■ Given task ■
Scan the entries below and extract each line with the word "object" in it.

* * * * * * * * *

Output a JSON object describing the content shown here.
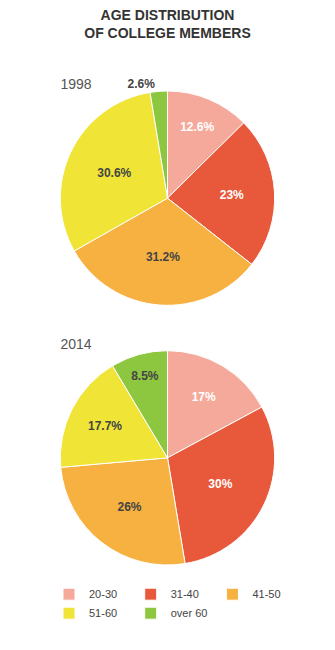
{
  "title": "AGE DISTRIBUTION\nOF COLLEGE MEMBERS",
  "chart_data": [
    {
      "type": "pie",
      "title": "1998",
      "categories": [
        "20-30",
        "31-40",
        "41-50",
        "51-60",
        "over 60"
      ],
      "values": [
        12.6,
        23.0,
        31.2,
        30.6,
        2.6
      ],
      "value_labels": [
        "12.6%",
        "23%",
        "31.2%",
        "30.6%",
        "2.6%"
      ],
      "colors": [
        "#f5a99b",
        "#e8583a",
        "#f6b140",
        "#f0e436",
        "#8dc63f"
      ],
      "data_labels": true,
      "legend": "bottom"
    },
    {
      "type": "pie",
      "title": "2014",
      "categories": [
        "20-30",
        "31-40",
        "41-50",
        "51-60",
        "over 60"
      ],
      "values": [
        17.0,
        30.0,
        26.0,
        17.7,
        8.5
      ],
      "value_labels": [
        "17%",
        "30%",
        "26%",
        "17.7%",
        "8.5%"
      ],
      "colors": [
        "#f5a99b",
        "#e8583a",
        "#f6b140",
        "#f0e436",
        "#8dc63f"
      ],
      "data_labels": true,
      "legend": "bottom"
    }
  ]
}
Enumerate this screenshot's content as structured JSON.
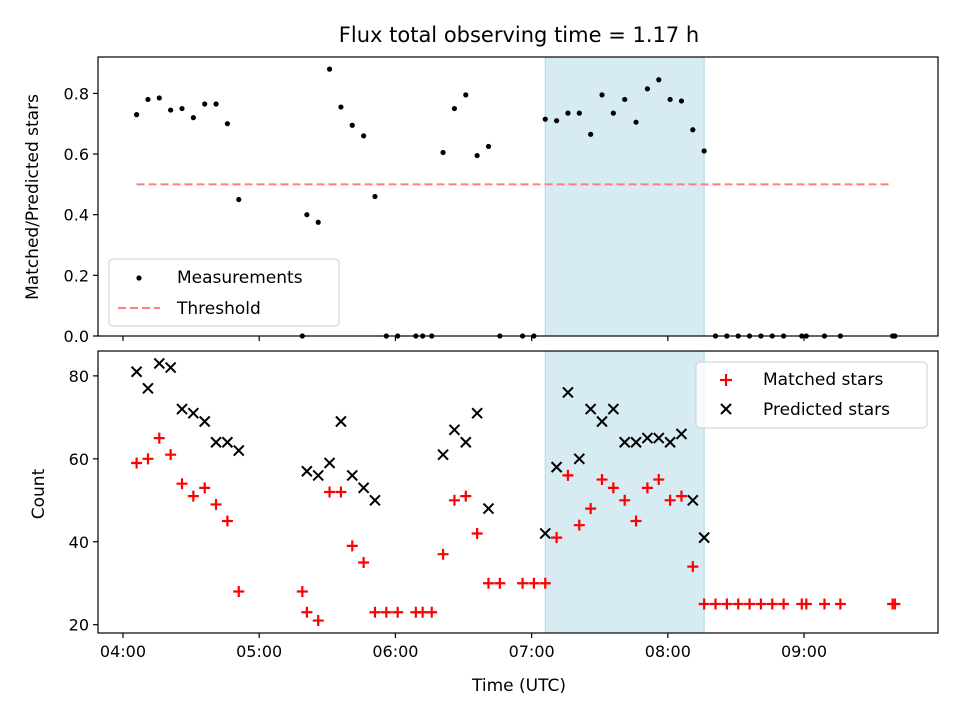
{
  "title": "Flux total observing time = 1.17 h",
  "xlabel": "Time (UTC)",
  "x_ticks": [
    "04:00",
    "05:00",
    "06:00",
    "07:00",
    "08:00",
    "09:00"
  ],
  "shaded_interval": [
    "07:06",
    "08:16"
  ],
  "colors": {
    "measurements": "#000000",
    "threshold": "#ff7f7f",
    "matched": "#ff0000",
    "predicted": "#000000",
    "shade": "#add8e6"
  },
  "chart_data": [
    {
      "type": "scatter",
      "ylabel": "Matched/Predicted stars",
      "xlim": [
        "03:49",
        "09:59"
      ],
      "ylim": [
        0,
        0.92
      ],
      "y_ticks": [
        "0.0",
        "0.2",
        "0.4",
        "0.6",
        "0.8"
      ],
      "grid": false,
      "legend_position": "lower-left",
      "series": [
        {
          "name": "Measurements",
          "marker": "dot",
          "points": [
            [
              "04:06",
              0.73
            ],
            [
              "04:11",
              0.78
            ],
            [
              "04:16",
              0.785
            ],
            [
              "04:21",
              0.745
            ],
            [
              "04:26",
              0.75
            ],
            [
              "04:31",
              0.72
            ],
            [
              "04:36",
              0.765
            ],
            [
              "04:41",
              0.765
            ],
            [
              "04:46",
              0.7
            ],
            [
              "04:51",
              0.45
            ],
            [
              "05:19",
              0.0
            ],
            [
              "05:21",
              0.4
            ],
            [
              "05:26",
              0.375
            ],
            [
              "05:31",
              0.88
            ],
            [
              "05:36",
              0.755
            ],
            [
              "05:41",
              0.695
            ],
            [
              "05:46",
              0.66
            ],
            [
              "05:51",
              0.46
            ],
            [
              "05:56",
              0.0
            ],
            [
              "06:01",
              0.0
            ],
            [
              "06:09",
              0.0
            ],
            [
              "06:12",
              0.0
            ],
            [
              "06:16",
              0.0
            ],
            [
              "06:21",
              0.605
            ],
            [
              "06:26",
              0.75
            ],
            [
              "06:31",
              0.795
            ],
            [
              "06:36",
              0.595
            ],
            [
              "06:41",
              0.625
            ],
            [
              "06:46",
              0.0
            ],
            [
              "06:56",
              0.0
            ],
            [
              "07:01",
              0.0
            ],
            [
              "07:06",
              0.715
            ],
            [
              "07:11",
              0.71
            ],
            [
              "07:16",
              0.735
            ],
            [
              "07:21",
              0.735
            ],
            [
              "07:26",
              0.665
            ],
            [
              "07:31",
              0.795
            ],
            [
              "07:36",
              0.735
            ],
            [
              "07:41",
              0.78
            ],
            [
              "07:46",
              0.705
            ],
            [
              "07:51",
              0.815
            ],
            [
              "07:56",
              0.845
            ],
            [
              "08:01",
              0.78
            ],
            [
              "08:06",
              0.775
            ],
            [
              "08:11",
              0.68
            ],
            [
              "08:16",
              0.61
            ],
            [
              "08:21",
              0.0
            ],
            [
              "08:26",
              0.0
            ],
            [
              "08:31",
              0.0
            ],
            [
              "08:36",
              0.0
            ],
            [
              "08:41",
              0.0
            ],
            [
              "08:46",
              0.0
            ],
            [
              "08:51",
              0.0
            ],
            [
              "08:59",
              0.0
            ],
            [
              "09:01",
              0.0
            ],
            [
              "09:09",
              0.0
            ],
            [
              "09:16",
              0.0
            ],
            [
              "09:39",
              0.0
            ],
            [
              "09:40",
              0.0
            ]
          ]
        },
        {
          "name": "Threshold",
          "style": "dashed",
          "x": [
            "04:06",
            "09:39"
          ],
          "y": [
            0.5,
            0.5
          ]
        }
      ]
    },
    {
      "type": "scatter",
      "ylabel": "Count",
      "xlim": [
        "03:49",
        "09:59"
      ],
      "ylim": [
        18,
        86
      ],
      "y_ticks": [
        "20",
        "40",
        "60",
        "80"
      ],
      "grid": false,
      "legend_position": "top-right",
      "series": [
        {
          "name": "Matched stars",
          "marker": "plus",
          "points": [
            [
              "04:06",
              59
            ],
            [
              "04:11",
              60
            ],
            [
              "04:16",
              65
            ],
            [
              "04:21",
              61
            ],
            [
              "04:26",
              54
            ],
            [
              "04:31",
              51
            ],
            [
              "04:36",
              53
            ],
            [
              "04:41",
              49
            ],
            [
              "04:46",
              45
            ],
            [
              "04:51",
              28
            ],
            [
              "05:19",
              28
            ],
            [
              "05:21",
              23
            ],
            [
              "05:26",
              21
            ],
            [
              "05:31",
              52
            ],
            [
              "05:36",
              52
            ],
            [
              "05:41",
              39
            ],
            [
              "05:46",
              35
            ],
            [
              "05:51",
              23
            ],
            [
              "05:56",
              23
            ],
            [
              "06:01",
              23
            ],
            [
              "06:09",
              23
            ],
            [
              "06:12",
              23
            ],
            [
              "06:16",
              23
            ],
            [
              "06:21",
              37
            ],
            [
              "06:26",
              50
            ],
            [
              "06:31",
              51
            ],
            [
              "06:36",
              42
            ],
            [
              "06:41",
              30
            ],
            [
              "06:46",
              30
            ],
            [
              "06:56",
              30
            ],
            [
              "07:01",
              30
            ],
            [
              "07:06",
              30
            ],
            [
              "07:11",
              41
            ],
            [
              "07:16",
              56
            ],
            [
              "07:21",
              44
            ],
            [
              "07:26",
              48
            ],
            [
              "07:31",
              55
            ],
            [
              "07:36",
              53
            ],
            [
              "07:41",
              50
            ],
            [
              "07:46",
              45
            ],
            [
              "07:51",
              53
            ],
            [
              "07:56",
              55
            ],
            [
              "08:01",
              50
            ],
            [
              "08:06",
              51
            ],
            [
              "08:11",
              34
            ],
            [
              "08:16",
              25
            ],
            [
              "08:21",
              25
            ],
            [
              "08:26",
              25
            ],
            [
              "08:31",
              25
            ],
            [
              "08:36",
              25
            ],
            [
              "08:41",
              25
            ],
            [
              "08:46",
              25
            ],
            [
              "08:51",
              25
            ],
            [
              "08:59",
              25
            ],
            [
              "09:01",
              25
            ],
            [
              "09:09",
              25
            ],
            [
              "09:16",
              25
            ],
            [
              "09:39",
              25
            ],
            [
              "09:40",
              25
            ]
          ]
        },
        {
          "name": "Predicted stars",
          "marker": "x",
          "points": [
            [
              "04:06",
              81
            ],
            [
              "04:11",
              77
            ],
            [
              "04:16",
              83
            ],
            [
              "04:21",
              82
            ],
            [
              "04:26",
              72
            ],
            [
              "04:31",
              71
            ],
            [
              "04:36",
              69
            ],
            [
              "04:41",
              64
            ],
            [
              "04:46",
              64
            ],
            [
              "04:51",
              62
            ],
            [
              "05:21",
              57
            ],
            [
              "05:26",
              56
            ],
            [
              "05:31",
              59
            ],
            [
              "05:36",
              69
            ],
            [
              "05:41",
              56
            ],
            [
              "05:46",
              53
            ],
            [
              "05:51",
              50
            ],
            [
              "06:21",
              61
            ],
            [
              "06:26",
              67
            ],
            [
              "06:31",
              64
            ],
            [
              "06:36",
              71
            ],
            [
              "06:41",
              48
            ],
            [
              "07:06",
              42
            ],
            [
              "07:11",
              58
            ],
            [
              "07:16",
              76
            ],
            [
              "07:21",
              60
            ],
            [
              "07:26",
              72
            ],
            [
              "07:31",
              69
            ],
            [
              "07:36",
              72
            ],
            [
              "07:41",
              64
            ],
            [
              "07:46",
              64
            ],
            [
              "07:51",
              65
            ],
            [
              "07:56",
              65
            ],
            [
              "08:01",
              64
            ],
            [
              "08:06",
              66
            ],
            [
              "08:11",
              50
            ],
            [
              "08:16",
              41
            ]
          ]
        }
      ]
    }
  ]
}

* * * * * * * * *

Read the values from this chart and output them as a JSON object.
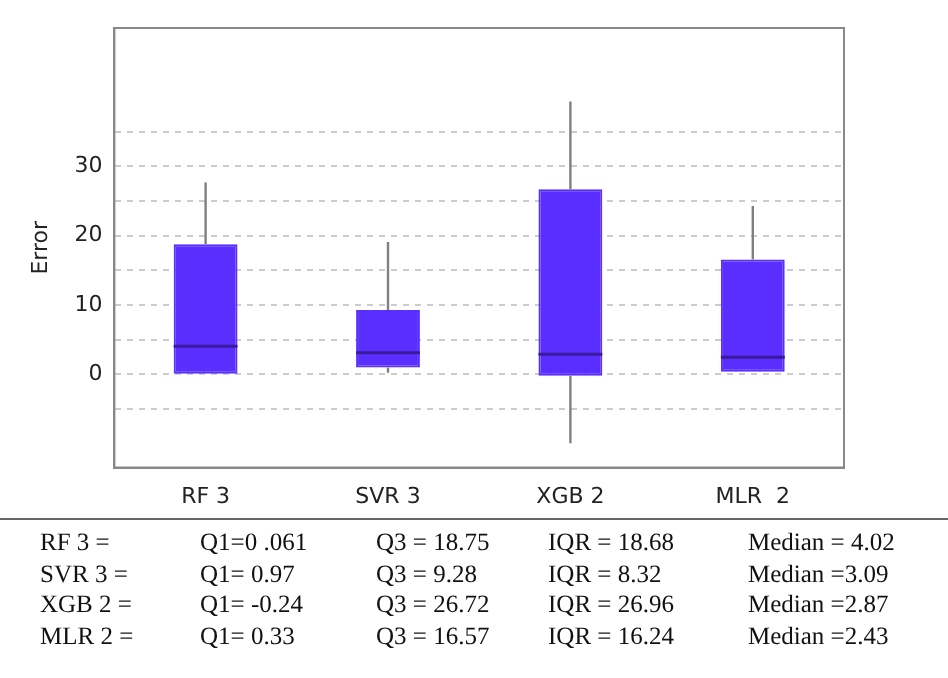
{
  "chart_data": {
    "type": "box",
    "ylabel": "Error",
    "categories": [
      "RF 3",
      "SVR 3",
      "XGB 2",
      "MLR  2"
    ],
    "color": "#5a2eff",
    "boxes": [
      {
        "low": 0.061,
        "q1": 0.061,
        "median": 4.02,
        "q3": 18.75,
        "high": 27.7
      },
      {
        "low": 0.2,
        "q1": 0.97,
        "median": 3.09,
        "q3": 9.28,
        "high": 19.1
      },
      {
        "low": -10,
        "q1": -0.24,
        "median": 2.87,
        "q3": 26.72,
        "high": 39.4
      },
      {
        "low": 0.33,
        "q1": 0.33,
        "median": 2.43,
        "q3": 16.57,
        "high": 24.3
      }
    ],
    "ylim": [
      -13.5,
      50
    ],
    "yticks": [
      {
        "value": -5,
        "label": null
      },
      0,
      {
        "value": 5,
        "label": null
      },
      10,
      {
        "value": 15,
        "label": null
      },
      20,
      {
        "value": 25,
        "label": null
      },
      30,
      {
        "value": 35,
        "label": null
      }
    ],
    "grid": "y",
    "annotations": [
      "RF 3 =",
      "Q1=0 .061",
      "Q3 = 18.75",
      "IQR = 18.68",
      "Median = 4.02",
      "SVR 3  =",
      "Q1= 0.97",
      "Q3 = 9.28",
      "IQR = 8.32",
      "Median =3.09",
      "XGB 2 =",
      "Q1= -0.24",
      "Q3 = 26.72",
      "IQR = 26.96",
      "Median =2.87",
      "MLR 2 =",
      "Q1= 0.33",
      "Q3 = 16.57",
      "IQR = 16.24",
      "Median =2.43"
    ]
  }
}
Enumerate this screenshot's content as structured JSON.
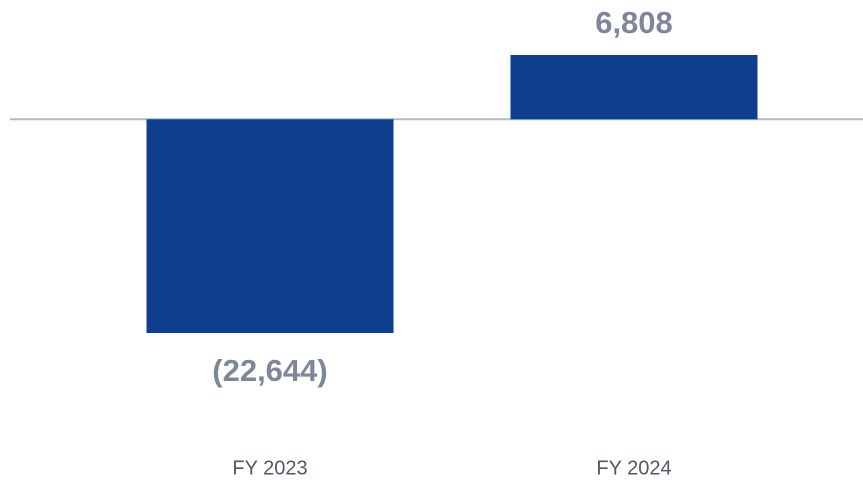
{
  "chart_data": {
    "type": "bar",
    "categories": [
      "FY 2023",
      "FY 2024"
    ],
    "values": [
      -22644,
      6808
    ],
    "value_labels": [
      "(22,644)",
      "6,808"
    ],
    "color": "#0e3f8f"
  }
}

* * * * * * * * *

■ Response to this task ■
Output a JSON object describing the content shown here.
Read the values from this chart and output them as a JSON object.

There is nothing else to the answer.